■ Aim ■
Retype all material exactly. Pictures stay out of the copy.

■ Data excerpts ■
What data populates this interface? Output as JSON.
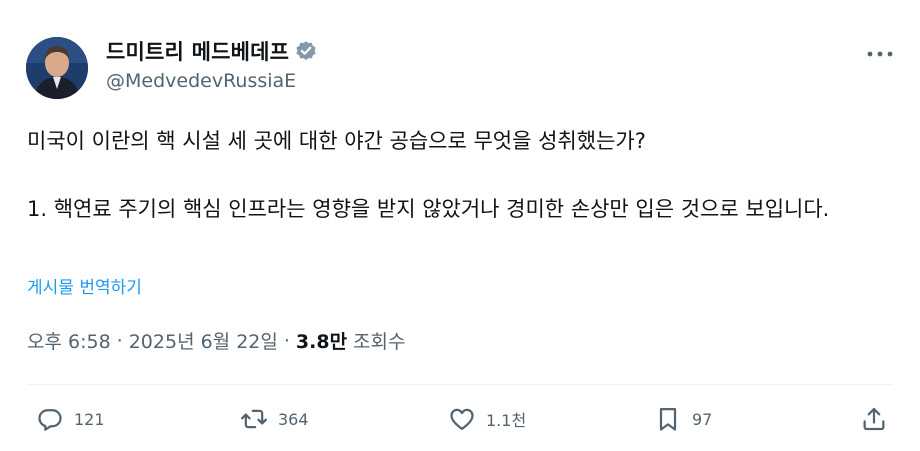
{
  "author": {
    "display_name": "드미트리 메드베데프",
    "handle": "@MedvedevRussiaE",
    "verified_color": "#829aab"
  },
  "tweet": {
    "paragraph1": "미국이 이란의 핵 시설 세 곳에 대한 야간 공습으로 무엇을 성취했는가?",
    "paragraph2": "1. 핵연료 주기의 핵심 인프라는 영향을 받지 않았거나 경미한 손상만 입은 것으로 보입니다.",
    "translate_link": "게시물 번역하기"
  },
  "meta": {
    "time": "오후 6:58",
    "separator": "·",
    "date": "2025년 6월 22일",
    "views_count": "3.8만",
    "views_label": "조회수"
  },
  "actions": {
    "replies": "121",
    "reposts": "364",
    "likes": "1.1천",
    "bookmarks": "97"
  },
  "icons": [
    "verified-badge-icon",
    "more-icon",
    "reply-icon",
    "repost-icon",
    "like-icon",
    "bookmark-icon",
    "share-icon"
  ],
  "colors": {
    "link": "#1d9bf0",
    "secondary_text": "#536471",
    "primary_text": "#0f1419"
  }
}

■ Response ■
What data populates this interface? Output as JSON.
{
  "author": {
    "display_name": "드미트리 메드베데프",
    "handle": "@MedvedevRussiaE",
    "verified_color": "#829aab"
  },
  "tweet": {
    "paragraph1": "미국이 이란의 핵 시설 세 곳에 대한 야간 공습으로 무엇을 성취했는가?",
    "paragraph2": "1. 핵연료 주기의 핵심 인프라는 영향을 받지 않았거나 경미한 손상만 입은 것으로 보입니다.",
    "translate_link": "게시물 번역하기"
  },
  "meta": {
    "time": "오후 6:58",
    "separator": "·",
    "date": "2025년 6월 22일",
    "views_count": "3.8만",
    "views_label": "조회수"
  },
  "actions": {
    "replies": "121",
    "reposts": "364",
    "likes": "1.1천",
    "bookmarks": "97"
  },
  "icons": [
    "verified-badge-icon",
    "more-icon",
    "reply-icon",
    "repost-icon",
    "like-icon",
    "bookmark-icon",
    "share-icon"
  ],
  "colors": {
    "link": "#1d9bf0",
    "secondary_text": "#536471",
    "primary_text": "#0f1419"
  }
}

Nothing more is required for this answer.